◆ Goal: Extract these lines verbatim, starting at the line containing "stat-value: 0.1000 ₽: [730, 593, 802, 609]" and ending at the line containing "stat-value: 29%: [767, 692, 802, 708]".

Element location data:
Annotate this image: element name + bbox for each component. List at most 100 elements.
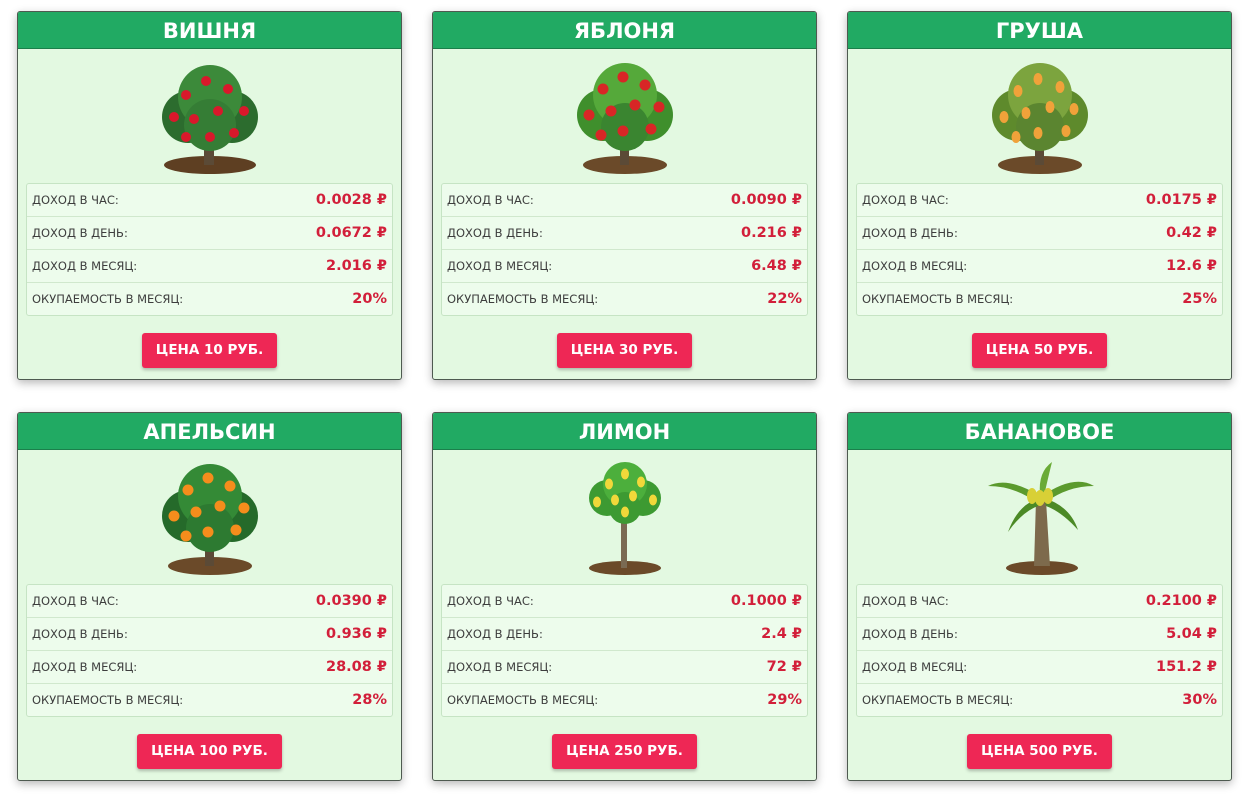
stat-value: 0.1000 ₽: [730, 593, 802, 609]
stat-label: ДОХОД В МЕСЯЦ:: [447, 259, 553, 273]
tree-image: [848, 49, 1231, 183]
stats-table: ДОХОД В ЧАС: 0.2100 ₽ ДОХОД В ДЕНЬ: 5.04 ₽…: [856, 584, 1223, 717]
stat-value: 22%: [767, 291, 802, 307]
stat-value: 0.0090 ₽: [730, 192, 802, 208]
orange-tree-icon: [161, 464, 258, 575]
stat-row: ДОХОД В МЕСЯЦ: 2.016 ₽: [27, 250, 392, 283]
stat-label: ОКУПАЕМОСТЬ В МЕСЯЦ:: [32, 292, 184, 306]
buy-button[interactable]: ЦЕНА 50 РУБ.: [971, 333, 1108, 368]
tree-image: [433, 49, 816, 183]
stat-value: 20%: [352, 291, 387, 307]
stat-value: 29%: [767, 692, 802, 708]
pear-tree-icon: [991, 63, 1088, 174]
stat-value: 72 ₽: [766, 659, 802, 675]
card-title: БАНАНОВОЕ: [848, 413, 1231, 450]
lemon-tree-icon: [588, 462, 661, 575]
buy-button[interactable]: ЦЕНА 30 РУБ.: [556, 333, 693, 368]
stat-label: ДОХОД В МЕСЯЦ:: [862, 259, 968, 273]
stat-row: ДОХОД В ЧАС: 0.2100 ₽: [857, 585, 1222, 618]
stat-value: 0.42 ₽: [1166, 225, 1217, 241]
stat-row: ОКУПАЕМОСТЬ В МЕСЯЦ: 20%: [27, 283, 392, 315]
stat-value: 0.2100 ₽: [1145, 593, 1217, 609]
card-title: ГРУША: [848, 12, 1231, 49]
stat-row: ОКУПАЕМОСТЬ В МЕСЯЦ: 29%: [442, 684, 807, 716]
stats-table: ДОХОД В ЧАС: 0.0028 ₽ ДОХОД В ДЕНЬ: 0.0672…: [26, 183, 393, 316]
stat-row: ДОХОД В ЧАС: 0.0390 ₽: [27, 585, 392, 618]
tree-card-banana: БАНАНОВОЕ ДОХОД В ЧАС: 0.2100 ₽ ДОХОД В Д…: [847, 412, 1232, 781]
tree-card-cherry: ВИШНЯ ДОХОД В ЧАС: 0.0028 ₽ ДОХОД В ДЕНЬ:…: [17, 11, 402, 380]
stat-label: ДОХОД В МЕСЯЦ:: [32, 660, 138, 674]
tree-card-pear: ГРУША ДОХОД В ЧАС: 0.0175 ₽ ДОХОД В ДЕНЬ:…: [847, 11, 1232, 380]
banana-tree-icon: [987, 462, 1094, 575]
stat-label: ОКУПАЕМОСТЬ В МЕСЯЦ:: [862, 693, 1014, 707]
card-title: ЛИМОН: [433, 413, 816, 450]
buy-button[interactable]: ЦЕНА 500 РУБ.: [967, 734, 1112, 769]
cherry-tree-icon: [161, 65, 258, 174]
stat-value: 0.0028 ₽: [315, 192, 387, 208]
stat-row: ДОХОД В ЧАС: 0.0175 ₽: [857, 184, 1222, 217]
stat-label: ДОХОД В МЕСЯЦ:: [862, 660, 968, 674]
stat-row: ДОХОД В ДЕНЬ: 2.4 ₽: [442, 618, 807, 651]
stat-row: ОКУПАЕМОСТЬ В МЕСЯЦ: 22%: [442, 283, 807, 315]
buy-button[interactable]: ЦЕНА 100 РУБ.: [137, 734, 282, 769]
stat-row: ДОХОД В ЧАС: 0.0028 ₽: [27, 184, 392, 217]
tree-image: [433, 450, 816, 584]
stat-label: ДОХОД В ДЕНЬ:: [862, 226, 958, 240]
stat-row: ДОХОД В ДЕНЬ: 0.0672 ₽: [27, 217, 392, 250]
stat-row: ОКУПАЕМОСТЬ В МЕСЯЦ: 30%: [857, 684, 1222, 716]
stat-row: ДОХОД В ЧАС: 0.0090 ₽: [442, 184, 807, 217]
stat-value: 12.6 ₽: [1166, 258, 1217, 274]
stat-row: ДОХОД В МЕСЯЦ: 6.48 ₽: [442, 250, 807, 283]
stat-label: ОКУПАЕМОСТЬ В МЕСЯЦ:: [32, 693, 184, 707]
stat-label: ОКУПАЕМОСТЬ В МЕСЯЦ:: [862, 292, 1014, 306]
stat-value: 0.0175 ₽: [1145, 192, 1217, 208]
stat-label: ДОХОД В ДЕНЬ:: [32, 627, 128, 641]
stat-row: ДОХОД В ДЕНЬ: 0.936 ₽: [27, 618, 392, 651]
stat-value: 0.0390 ₽: [315, 593, 387, 609]
tree-image: [18, 49, 401, 183]
stat-value: 151.2 ₽: [1155, 659, 1217, 675]
tree-image: [18, 450, 401, 584]
tree-card-apple: ЯБЛОНЯ ДОХОД В ЧАС: 0.0090 ₽ ДОХОД В ДЕНЬ…: [432, 11, 817, 380]
stat-label: ДОХОД В ЧАС:: [447, 193, 534, 207]
stats-table: ДОХОД В ЧАС: 0.1000 ₽ ДОХОД В ДЕНЬ: 2.4 ₽ …: [441, 584, 808, 717]
card-title: ВИШНЯ: [18, 12, 401, 49]
apple-tree-icon: [576, 63, 673, 174]
stat-value: 0.0672 ₽: [315, 225, 387, 241]
stat-label: ДОХОД В ДЕНЬ:: [862, 627, 958, 641]
stat-value: 28%: [352, 692, 387, 708]
card-title: АПЕЛЬСИН: [18, 413, 401, 450]
stats-table: ДОХОД В ЧАС: 0.0090 ₽ ДОХОД В ДЕНЬ: 0.216 …: [441, 183, 808, 316]
stat-row: ДОХОД В ЧАС: 0.1000 ₽: [442, 585, 807, 618]
stat-label: ДОХОД В ДЕНЬ:: [32, 226, 128, 240]
stat-row: ДОХОД В ДЕНЬ: 0.216 ₽: [442, 217, 807, 250]
stat-value: 2.016 ₽: [325, 258, 387, 274]
stat-label: ДОХОД В ЧАС:: [32, 193, 119, 207]
stats-table: ДОХОД В ЧАС: 0.0175 ₽ ДОХОД В ДЕНЬ: 0.42 ₽…: [856, 183, 1223, 316]
stat-row: ДОХОД В МЕСЯЦ: 72 ₽: [442, 651, 807, 684]
stat-value: 5.04 ₽: [1166, 626, 1217, 642]
stat-label: ДОХОД В ДЕНЬ:: [447, 627, 543, 641]
buy-button[interactable]: ЦЕНА 10 РУБ.: [141, 333, 278, 368]
stat-label: ДОХОД В ЧАС:: [862, 594, 949, 608]
stat-row: ДОХОД В ДЕНЬ: 5.04 ₽: [857, 618, 1222, 651]
stat-row: ОКУПАЕМОСТЬ В МЕСЯЦ: 28%: [27, 684, 392, 716]
stat-value: 30%: [1182, 692, 1217, 708]
tree-card-orange: АПЕЛЬСИН ДОХОД В ЧАС: 0.0390 ₽ ДОХОД В ДЕ…: [17, 412, 402, 781]
buy-button[interactable]: ЦЕНА 250 РУБ.: [552, 734, 697, 769]
stat-row: ОКУПАЕМОСТЬ В МЕСЯЦ: 25%: [857, 283, 1222, 315]
stat-label: ОКУПАЕМОСТЬ В МЕСЯЦ:: [447, 693, 599, 707]
stat-label: ДОХОД В ЧАС:: [32, 594, 119, 608]
stats-table: ДОХОД В ЧАС: 0.0390 ₽ ДОХОД В ДЕНЬ: 0.936 …: [26, 584, 393, 717]
stat-value: 0.936 ₽: [325, 626, 387, 642]
stat-value: 0.216 ₽: [740, 225, 802, 241]
stat-label: ДОХОД В МЕСЯЦ:: [32, 259, 138, 273]
stat-label: ДОХОД В ЧАС:: [862, 193, 949, 207]
stat-value: 25%: [1182, 291, 1217, 307]
stat-value: 6.48 ₽: [751, 258, 802, 274]
stat-row: ДОХОД В МЕСЯЦ: 12.6 ₽: [857, 250, 1222, 283]
stat-label: ДОХОД В ЧАС:: [447, 594, 534, 608]
stat-label: ДОХОД В МЕСЯЦ:: [447, 660, 553, 674]
stat-value: 28.08 ₽: [325, 659, 387, 675]
stat-label: ОКУПАЕМОСТЬ В МЕСЯЦ:: [447, 292, 599, 306]
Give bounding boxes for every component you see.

◆ Exercise output:
stat-value: 0.1000 ₽: [730, 593, 802, 609]
stat-label: ДОХОД В МЕСЯЦ:: [447, 259, 553, 273]
tree-image: [848, 49, 1231, 183]
stats-table: ДОХОД В ЧАС: 0.2100 ₽ ДОХОД В ДЕНЬ: 5.04 ₽…: [856, 584, 1223, 717]
stat-value: 22%: [767, 291, 802, 307]
stat-value: 0.0090 ₽: [730, 192, 802, 208]
orange-tree-icon: [161, 464, 258, 575]
stat-row: ДОХОД В МЕСЯЦ: 2.016 ₽: [27, 250, 392, 283]
stat-label: ОКУПАЕМОСТЬ В МЕСЯЦ:: [32, 292, 184, 306]
buy-button[interactable]: ЦЕНА 50 РУБ.: [971, 333, 1108, 368]
tree-image: [433, 49, 816, 183]
stat-value: 20%: [352, 291, 387, 307]
stat-value: 29%: [767, 692, 802, 708]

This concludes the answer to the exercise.